## Set exercise
All of the data must be printed exactly; please include every line.

──────── Source records

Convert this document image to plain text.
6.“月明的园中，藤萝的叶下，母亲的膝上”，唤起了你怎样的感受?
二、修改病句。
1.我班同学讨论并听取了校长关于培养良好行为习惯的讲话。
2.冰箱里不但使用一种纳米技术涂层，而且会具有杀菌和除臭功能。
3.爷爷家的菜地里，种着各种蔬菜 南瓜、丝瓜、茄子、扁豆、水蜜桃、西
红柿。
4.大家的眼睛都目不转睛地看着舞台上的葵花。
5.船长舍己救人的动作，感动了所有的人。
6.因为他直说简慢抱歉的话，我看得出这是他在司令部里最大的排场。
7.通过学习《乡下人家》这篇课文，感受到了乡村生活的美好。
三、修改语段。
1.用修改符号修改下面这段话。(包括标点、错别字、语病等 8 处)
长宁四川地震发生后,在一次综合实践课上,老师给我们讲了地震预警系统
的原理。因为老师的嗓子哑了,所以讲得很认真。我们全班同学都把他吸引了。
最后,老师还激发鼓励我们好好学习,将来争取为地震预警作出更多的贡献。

────────────────

## Reply
Convert this document image to plain text.
6.“月明的园中，藤萝的叶下，母亲的膝上”，唤起了你怎样的感受?
二、修改病句。
1.我班同学讨论并听取了校长关于培养良好行为习惯的讲话。
2.冰箱里不但使用一种纳米技术涂层，而且会具有杀菌和除臭功能。
3.爷爷家的菜地里，种着各种蔬菜 南瓜、丝瓜、茄子、扁豆、水蜜桃、西
红柿。
4.大家的眼睛都目不转睛地看着舞台上的葵花。
5.船长舍己救人的动作，感动了所有的人。
6.因为他直说简慢抱歉的话，我看得出这是他在司令部里最大的排场。
7.通过学习《乡下人家》这篇课文，感受到了乡村生活的美好。
三、修改语段。
1.用修改符号修改下面这段话。(包括标点、错别字、语病等 8 处)
长宁四川地震发生后,在一次综合实践课上,老师给我们讲了地震预警系统
的原理。因为老师的嗓子哑了,所以讲得很认真。我们全班同学都把他吸引了。
最后,老师还激发鼓励我们好好学习,将来争取为地震预警作出更多的贡献。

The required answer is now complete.